◆ Do this
Return every record below exactly as written, omitting any pictures.

--- Source material ---

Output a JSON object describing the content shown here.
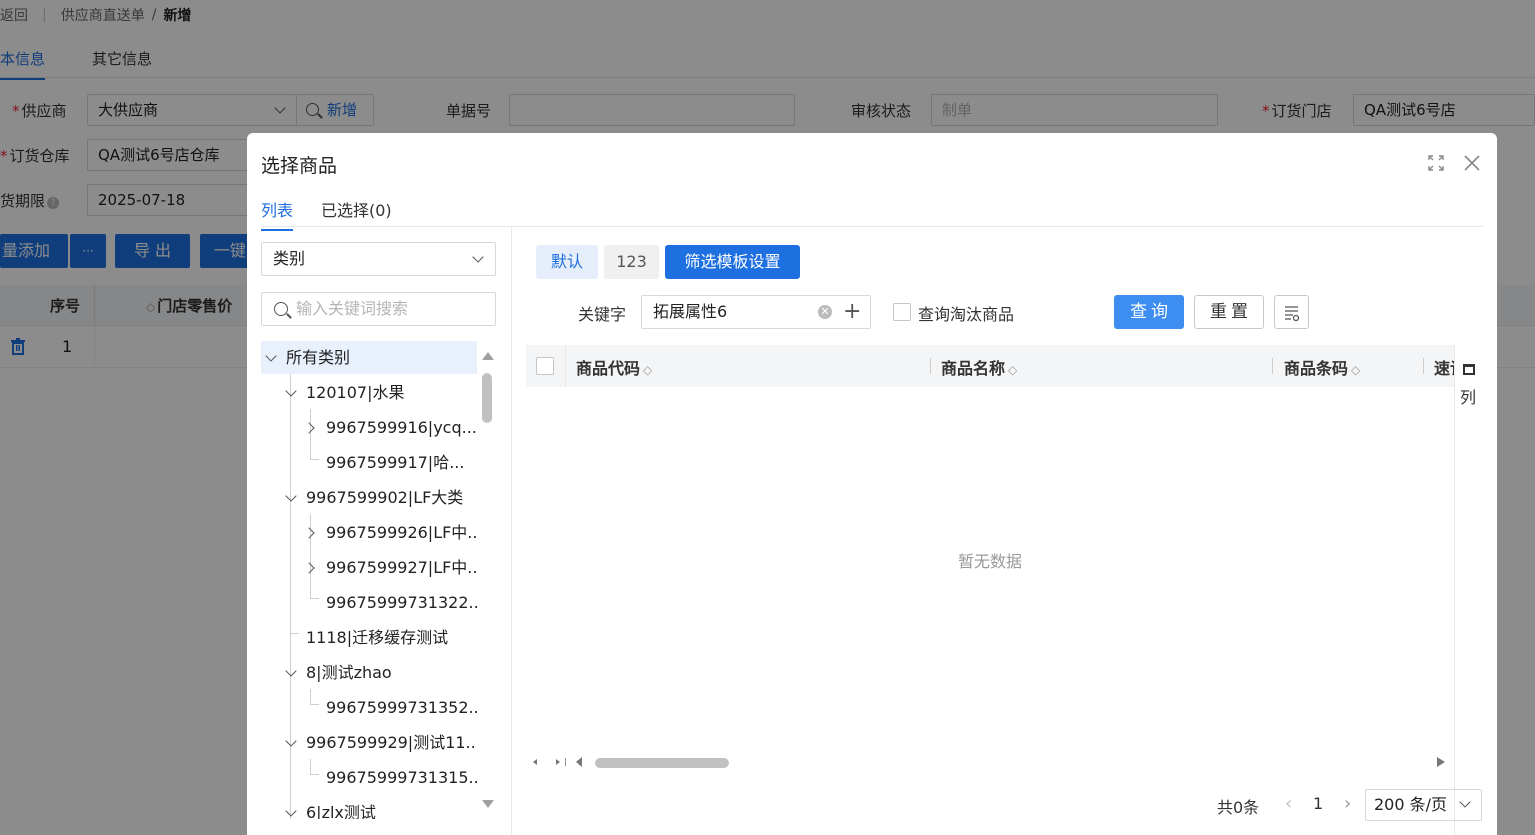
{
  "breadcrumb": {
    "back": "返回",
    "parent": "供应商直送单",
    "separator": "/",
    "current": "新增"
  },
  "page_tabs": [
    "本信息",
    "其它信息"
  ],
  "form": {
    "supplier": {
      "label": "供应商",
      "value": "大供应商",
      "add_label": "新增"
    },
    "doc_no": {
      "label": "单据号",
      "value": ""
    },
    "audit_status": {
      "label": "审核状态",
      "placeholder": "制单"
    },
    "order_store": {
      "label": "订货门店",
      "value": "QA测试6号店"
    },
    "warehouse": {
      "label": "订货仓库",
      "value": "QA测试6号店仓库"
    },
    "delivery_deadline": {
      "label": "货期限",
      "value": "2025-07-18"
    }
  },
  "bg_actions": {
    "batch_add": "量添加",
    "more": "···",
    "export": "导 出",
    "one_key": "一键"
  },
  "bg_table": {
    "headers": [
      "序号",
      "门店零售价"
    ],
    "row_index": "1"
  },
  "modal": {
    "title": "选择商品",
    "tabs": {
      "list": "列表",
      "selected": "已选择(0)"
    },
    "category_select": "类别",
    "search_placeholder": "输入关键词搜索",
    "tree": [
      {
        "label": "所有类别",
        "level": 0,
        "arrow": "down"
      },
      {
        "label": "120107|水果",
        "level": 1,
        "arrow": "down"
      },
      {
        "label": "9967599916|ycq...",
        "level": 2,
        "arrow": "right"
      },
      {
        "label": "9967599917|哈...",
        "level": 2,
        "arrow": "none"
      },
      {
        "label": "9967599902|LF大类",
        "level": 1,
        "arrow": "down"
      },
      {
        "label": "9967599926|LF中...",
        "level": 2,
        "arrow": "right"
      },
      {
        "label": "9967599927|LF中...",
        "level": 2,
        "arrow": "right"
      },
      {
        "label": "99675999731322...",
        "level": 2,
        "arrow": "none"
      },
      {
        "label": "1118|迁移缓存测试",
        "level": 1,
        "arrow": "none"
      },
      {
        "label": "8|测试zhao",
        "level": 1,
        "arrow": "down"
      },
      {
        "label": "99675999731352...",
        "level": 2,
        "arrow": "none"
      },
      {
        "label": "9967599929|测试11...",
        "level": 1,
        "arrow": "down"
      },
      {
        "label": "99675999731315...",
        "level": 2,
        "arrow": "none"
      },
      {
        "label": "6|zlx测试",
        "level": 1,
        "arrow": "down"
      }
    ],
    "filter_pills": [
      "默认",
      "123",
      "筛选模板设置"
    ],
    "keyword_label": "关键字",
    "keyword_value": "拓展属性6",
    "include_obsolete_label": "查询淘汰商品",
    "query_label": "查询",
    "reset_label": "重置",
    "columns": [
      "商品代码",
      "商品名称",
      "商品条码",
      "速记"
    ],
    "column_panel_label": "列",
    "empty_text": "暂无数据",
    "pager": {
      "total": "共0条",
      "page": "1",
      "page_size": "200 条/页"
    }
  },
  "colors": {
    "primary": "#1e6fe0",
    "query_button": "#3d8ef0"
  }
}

---

◆ Result of the task
Output a JSON object describing the content shown here.
{
  "breadcrumb": {
    "back": "返回",
    "parent": "供应商直送单",
    "separator": "/",
    "current": "新增"
  },
  "page_tabs": [
    "本信息",
    "其它信息"
  ],
  "form": {
    "supplier": {
      "label": "供应商",
      "value": "大供应商",
      "add_label": "新增"
    },
    "doc_no": {
      "label": "单据号",
      "value": ""
    },
    "audit_status": {
      "label": "审核状态",
      "placeholder": "制单"
    },
    "order_store": {
      "label": "订货门店",
      "value": "QA测试6号店"
    },
    "warehouse": {
      "label": "订货仓库",
      "value": "QA测试6号店仓库"
    },
    "delivery_deadline": {
      "label": "货期限",
      "value": "2025-07-18"
    }
  },
  "bg_actions": {
    "batch_add": "量添加",
    "more": "···",
    "export": "导 出",
    "one_key": "一键"
  },
  "bg_table": {
    "headers": [
      "序号",
      "门店零售价"
    ],
    "row_index": "1"
  },
  "modal": {
    "title": "选择商品",
    "tabs": {
      "list": "列表",
      "selected": "已选择(0)"
    },
    "category_select": "类别",
    "search_placeholder": "输入关键词搜索",
    "tree": [
      {
        "label": "所有类别",
        "level": 0,
        "arrow": "down"
      },
      {
        "label": "120107|水果",
        "level": 1,
        "arrow": "down"
      },
      {
        "label": "9967599916|ycq...",
        "level": 2,
        "arrow": "right"
      },
      {
        "label": "9967599917|哈...",
        "level": 2,
        "arrow": "none"
      },
      {
        "label": "9967599902|LF大类",
        "level": 1,
        "arrow": "down"
      },
      {
        "label": "9967599926|LF中...",
        "level": 2,
        "arrow": "right"
      },
      {
        "label": "9967599927|LF中...",
        "level": 2,
        "arrow": "right"
      },
      {
        "label": "99675999731322...",
        "level": 2,
        "arrow": "none"
      },
      {
        "label": "1118|迁移缓存测试",
        "level": 1,
        "arrow": "none"
      },
      {
        "label": "8|测试zhao",
        "level": 1,
        "arrow": "down"
      },
      {
        "label": "99675999731352...",
        "level": 2,
        "arrow": "none"
      },
      {
        "label": "9967599929|测试11...",
        "level": 1,
        "arrow": "down"
      },
      {
        "label": "99675999731315...",
        "level": 2,
        "arrow": "none"
      },
      {
        "label": "6|zlx测试",
        "level": 1,
        "arrow": "down"
      }
    ],
    "filter_pills": [
      "默认",
      "123",
      "筛选模板设置"
    ],
    "keyword_label": "关键字",
    "keyword_value": "拓展属性6",
    "include_obsolete_label": "查询淘汰商品",
    "query_label": "查询",
    "reset_label": "重置",
    "columns": [
      "商品代码",
      "商品名称",
      "商品条码",
      "速记"
    ],
    "column_panel_label": "列",
    "empty_text": "暂无数据",
    "pager": {
      "total": "共0条",
      "page": "1",
      "page_size": "200 条/页"
    }
  },
  "colors": {
    "primary": "#1e6fe0",
    "query_button": "#3d8ef0"
  }
}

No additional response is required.